(任务 a): 请把这篇遗传算法训练神经网络的文章中以“实现简单的遗传算法”开头的那段话改写得更简短，并保留主要事实。

(阅读材料):
[神经网络][遗传算法] python下用遗传算法训练神经网络的权值

实现简单的遗传算法+神经网络训练权值,python下只能在单核上跑,有点耗时。

 

借鉴:

遗传算法:https://blog.csdn.net/WFRainn/article/details/80458246

神经网络:《python神经网络编程》

编码解码::https://blog.csdn.net/robert_chen1988/article/details/79159244  (很多书上都有,不过这个简单易懂)

 

分数变化部分情况:(100个个体,迭代1000次,太耗时没跑完,karas下BP很快就能完成)

0.1804,0.2004,0.182,0.2004,0.2004,0.1888,0.174,0.1932,0.2008,0.2376,0.2372,0.2448,0.2572,0.2224,0.2248,0.2392,0.2516,0.2412,0.2412,0.2416,0.2508,0.2668,0.2668,0.2564,0.274,0.256,0.2488,0.2568,0.2528,0.2528,0.258,0.2716,0.2632,0.2696,0.2696,0.2712
后面会越来越好

代码:

import numpy as np
import numpy
import pandas as pd
import scipy.special
import matplotlib.pyplot as plt

class neuralNetwork:
    # initialise the neural network
    def __init__(self, inputnodes, hiddennodes, outputnodes, learningrate):
        # set number of nodes in each input, hidden, output layer
        self.inodes = inputnodes
        self.hnodes = hiddennodes
        self.onodes = outputnodes
        #不需要初始化权值,由遗传算法进行确定
        #self.wih = numpy.random.normal(0.0, pow(self.inodes, -0.5), (self.hnodes, self.inodes))
        #self.who = numpy.random.normal(0.0, pow(self.hnodes, -0.5), (self.onodes, self.hnodes))
        self.lr = learningrate
        self.activation_function = lambda x: scipy.special.expit(x)
    
#不需要训练网络,直接用预测来判断神经网络的性能,这里只是之前写神经网络写下来的
    def train(self, inputs_list, targets_list):
        inputs = numpy.array(inputs_list, ndmin=2).T
        targets = numpy.array(targets_list, ndmin=2).T
        hidden_inputs = numpy.dot(self.wih, inputs)
        hidden_outputs = self.activation_function(hidden_inputs)
        final_inputs = numpy.dot(self.who, hidden_outputs)
        final_outputs = self.activation_function(final_inputs)
        output_errors = targets – final_outputs
        hidden_errors = numpy.dot(np.transpose(self.who), output_errors)

(边界框标注):
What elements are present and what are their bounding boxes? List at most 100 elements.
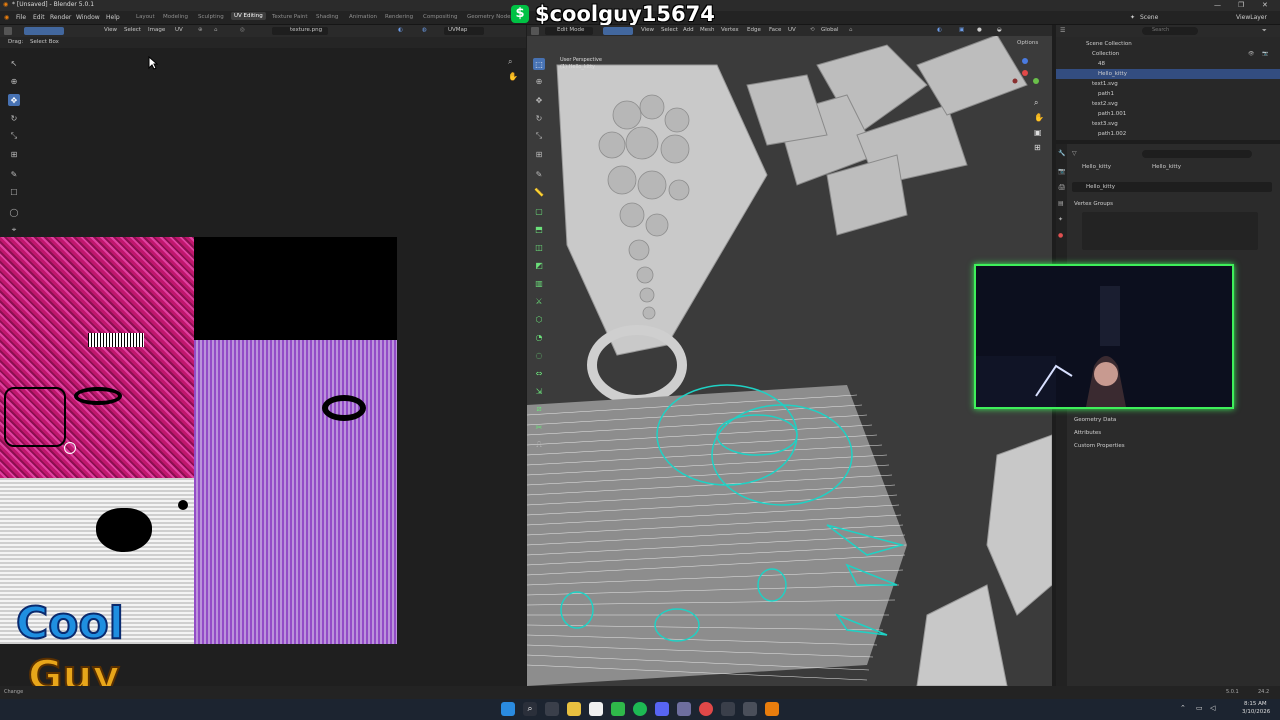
section-custom-properties[interactable]: Custom Properties xyxy=(1074,440,1274,452)
section-attributes[interactable]: Attributes xyxy=(1074,427,1274,439)
tool-tab-icon[interactable]: 🔧 xyxy=(1058,150,1065,157)
knife-icon[interactable]: ⚔ xyxy=(533,295,545,307)
maximize-button[interactable]: ❐ xyxy=(1238,1,1244,9)
vp-scale-icon[interactable]: ⤡ xyxy=(533,130,545,142)
spin-icon[interactable]: ◔ xyxy=(533,331,545,343)
bevel-icon[interactable]: ◩ xyxy=(533,259,545,271)
file-explorer-icon[interactable] xyxy=(567,702,581,716)
pivot-icon[interactable]: ⊕ xyxy=(198,27,203,33)
mesh-select-mode[interactable] xyxy=(603,27,633,35)
vertex-groups-list[interactable] xyxy=(1082,212,1258,250)
shear-icon[interactable]: ⧄ xyxy=(533,403,545,415)
zoom-icon[interactable]: ⌕ xyxy=(508,57,512,67)
menu-file[interactable]: File xyxy=(16,14,26,21)
scale-tool-icon[interactable]: ⤡ xyxy=(8,130,20,142)
camera-view-icon[interactable]: ▣ xyxy=(1034,128,1042,137)
vp-menu-uv[interactable]: UV xyxy=(788,27,796,33)
section-geometry-data[interactable]: Geometry Data xyxy=(1074,414,1274,426)
grab-tool-icon[interactable]: ☐ xyxy=(8,186,20,198)
app-purple-icon[interactable] xyxy=(677,702,691,716)
outliner-row-scene-collection[interactable]: Scene Collection xyxy=(1056,39,1280,49)
tab-animation[interactable]: Animation xyxy=(349,14,377,20)
add-cube-icon[interactable]: ▢ xyxy=(533,205,545,217)
app-green-icon[interactable] xyxy=(611,702,625,716)
search-icon[interactable]: ⌕ xyxy=(523,702,537,716)
outliner-row-path1-002[interactable]: path1.002 xyxy=(1056,129,1280,139)
chrome-icon[interactable] xyxy=(699,702,713,716)
tweak-tool-icon[interactable]: ↖ xyxy=(8,57,20,69)
vp-menu-view[interactable]: View xyxy=(641,27,654,33)
output-tab-icon[interactable]: 🖨 xyxy=(1058,184,1066,191)
ortho-toggle-icon[interactable]: ⊞ xyxy=(1034,143,1041,152)
editor-type-icon[interactable] xyxy=(4,27,12,35)
inset-icon[interactable]: ◫ xyxy=(533,241,545,253)
viewport-editor-type-icon[interactable] xyxy=(531,27,539,35)
vp-zoom-icon[interactable]: ⌕ xyxy=(1034,98,1038,108)
menu-help[interactable]: Help xyxy=(106,14,120,21)
volume-icon[interactable]: ◁ xyxy=(1210,704,1215,712)
outliner-editor-icon[interactable]: ☰ xyxy=(1060,27,1065,34)
properties-search-input[interactable] xyxy=(1142,150,1252,158)
tab-modeling[interactable]: Modeling xyxy=(163,14,188,20)
start-menu-icon[interactable] xyxy=(501,702,515,716)
outliner-row-text1[interactable]: text1.svg xyxy=(1056,79,1280,89)
outliner-row-text2[interactable]: text2.svg xyxy=(1056,99,1280,109)
uv-menu-uv[interactable]: UV xyxy=(175,27,183,33)
overlay-icon[interactable]: ◐ xyxy=(398,27,403,33)
display-icon[interactable]: ◍ xyxy=(422,27,427,33)
tab-geometry-nodes[interactable]: Geometry Nodes xyxy=(467,14,513,20)
material-shading-icon[interactable]: ◒ xyxy=(997,27,1002,33)
tab-uv-editing[interactable]: UV Editing xyxy=(231,12,266,20)
proportional-icon[interactable]: ◎ xyxy=(240,27,245,33)
vp-menu-face[interactable]: Face xyxy=(769,27,781,33)
outliner-row-path1[interactable]: path1 xyxy=(1056,89,1280,99)
smooth-icon[interactable]: ◌ xyxy=(533,349,545,361)
vp-menu-add[interactable]: Add xyxy=(683,27,694,33)
mesh-name-field[interactable]: Hello_kitty xyxy=(1072,182,1272,192)
scene-selector[interactable]: Scene xyxy=(1140,14,1158,21)
visibility-eye-icon[interactable]: 👁 xyxy=(1248,49,1254,59)
vp-transform-icon[interactable]: ⊞ xyxy=(533,148,545,160)
rotate-tool-icon[interactable]: ↻ xyxy=(8,112,20,124)
vp-cursor-icon[interactable]: ⊕ xyxy=(533,75,545,87)
vp-move-icon[interactable]: ✥ xyxy=(533,94,545,106)
vp-menu-edge[interactable]: Edge xyxy=(747,27,761,33)
notepad-icon[interactable] xyxy=(589,702,603,716)
tray-chevron-icon[interactable]: ⌃ xyxy=(1180,704,1186,712)
tab-rendering[interactable]: Rendering xyxy=(385,14,413,20)
vp-measure-icon[interactable]: 📏 xyxy=(533,186,545,198)
scene-tab-icon[interactable]: ✦ xyxy=(1058,216,1063,223)
vp-rotate-icon[interactable]: ↻ xyxy=(533,112,545,124)
uv-menu-image[interactable]: Image xyxy=(148,27,165,33)
outliner-row-48[interactable]: 48 xyxy=(1056,59,1280,69)
view-layer-selector[interactable]: ViewLayer xyxy=(1236,14,1267,21)
rip-region-icon[interactable]: ✂ xyxy=(533,421,545,433)
edge-slide-icon[interactable]: ⇔ xyxy=(533,367,545,379)
vp-snap-icon[interactable]: ⌂ xyxy=(849,27,853,33)
tab-layout[interactable]: Layout xyxy=(136,14,155,20)
select-box-icon[interactable]: ⬚ xyxy=(533,58,545,70)
poly-build-icon[interactable]: ⬡ xyxy=(533,313,545,325)
app-gray-icon[interactable] xyxy=(743,702,757,716)
section-vertex-groups[interactable]: Vertex Groups xyxy=(1074,198,1274,210)
spotify-icon[interactable] xyxy=(633,702,647,716)
shrink-icon[interactable]: ⇲ xyxy=(533,385,545,397)
vp-overlay-icon[interactable]: ◐ xyxy=(937,27,942,33)
transform-orientation[interactable]: Global xyxy=(821,27,839,33)
select-mode-buttons[interactable] xyxy=(24,27,64,35)
discord-icon[interactable] xyxy=(655,702,669,716)
render-camera-icon[interactable]: 📷 xyxy=(1262,49,1268,59)
tab-texture-paint[interactable]: Texture Paint xyxy=(272,14,308,20)
uv-cursor[interactable] xyxy=(64,442,76,454)
menu-render[interactable]: Render xyxy=(50,14,71,21)
tab-sculpting[interactable]: Sculpting xyxy=(198,14,224,20)
vp-pan-icon[interactable]: ✋ xyxy=(1034,113,1044,122)
network-icon[interactable]: ▭ xyxy=(1196,704,1203,712)
outliner-search-input[interactable] xyxy=(1142,27,1198,35)
options-dropdown[interactable]: Options xyxy=(1017,40,1038,46)
pan-icon[interactable]: ✋ xyxy=(508,72,518,81)
vp-annotate-icon[interactable]: ✎ xyxy=(533,168,545,180)
vp-menu-mesh[interactable]: Mesh xyxy=(700,27,714,33)
outliner-row-path1-001[interactable]: path1.001 xyxy=(1056,109,1280,119)
orientation-icon[interactable]: ⟲ xyxy=(810,27,815,33)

(任务 b): 在数据条目中，从含有"section-custom-properties[interactable]: Custom Properties"的那一行开始，到含有"search-icon[interactable]: ⌕ xyxy=(523,702,537,716)"的那一行结束，两行都包括在内。把这些行里的"interactable"全部替换成"clickable"，其他内容保持不变，只给出这些行。

(参考答案 a): 简单实现了遗传算法加神经网络训练权值。Python 下只能单核运行，比较耗时。

(参考答案 b):
section-custom-properties[clickable]: Custom Properties xyxy=(1074,440,1274,452)
section-attributes[clickable]: Attributes xyxy=(1074,427,1274,439)
tool-tab-icon[clickable]: 🔧 xyxy=(1058,150,1065,157)
knife-icon[clickable]: ⚔ xyxy=(533,295,545,307)
maximize-button[clickable]: ❐ xyxy=(1238,1,1244,9)
vp-scale-icon[clickable]: ⤡ xyxy=(533,130,545,142)
spin-icon[clickable]: ◔ xyxy=(533,331,545,343)
bevel-icon[clickable]: ◩ xyxy=(533,259,545,271)
file-explorer-icon[clickable] xyxy=(567,702,581,716)
pivot-icon[clickable]: ⊕ xyxy=(198,27,203,33)
mesh-select-mode[clickable] xyxy=(603,27,633,35)
vertex-groups-list[clickable] xyxy=(1082,212,1258,250)
shear-icon[clickable]: ⧄ xyxy=(533,403,545,415)
zoom-icon[clickable]: ⌕ xyxy=(508,57,512,67)
menu-file[clickable]: File xyxy=(16,14,26,21)
scale-tool-icon[clickable]: ⤡ xyxy=(8,130,20,142)
camera-view-icon[clickable]: ▣ xyxy=(1034,128,1042,137)
vp-menu-uv[clickable]: UV xyxy=(788,27,796,33)
section-geometry-data[clickable]: Geometry Data xyxy=(1074,414,1274,426)
grab-tool-icon[clickable]: ☐ xyxy=(8,186,20,198)
app-purple-icon[clickable] xyxy=(677,702,691,716)
outliner-row-scene-collection[clickable]: Scene Collection xyxy=(1056,39,1280,49)
tab-animation[clickable]: Animation xyxy=(349,14,377,20)
add-cube-icon[clickable]: ▢ xyxy=(533,205,545,217)
app-green-icon[clickable] xyxy=(611,702,625,716)
search-icon[clickable]: ⌕ xyxy=(523,702,537,716)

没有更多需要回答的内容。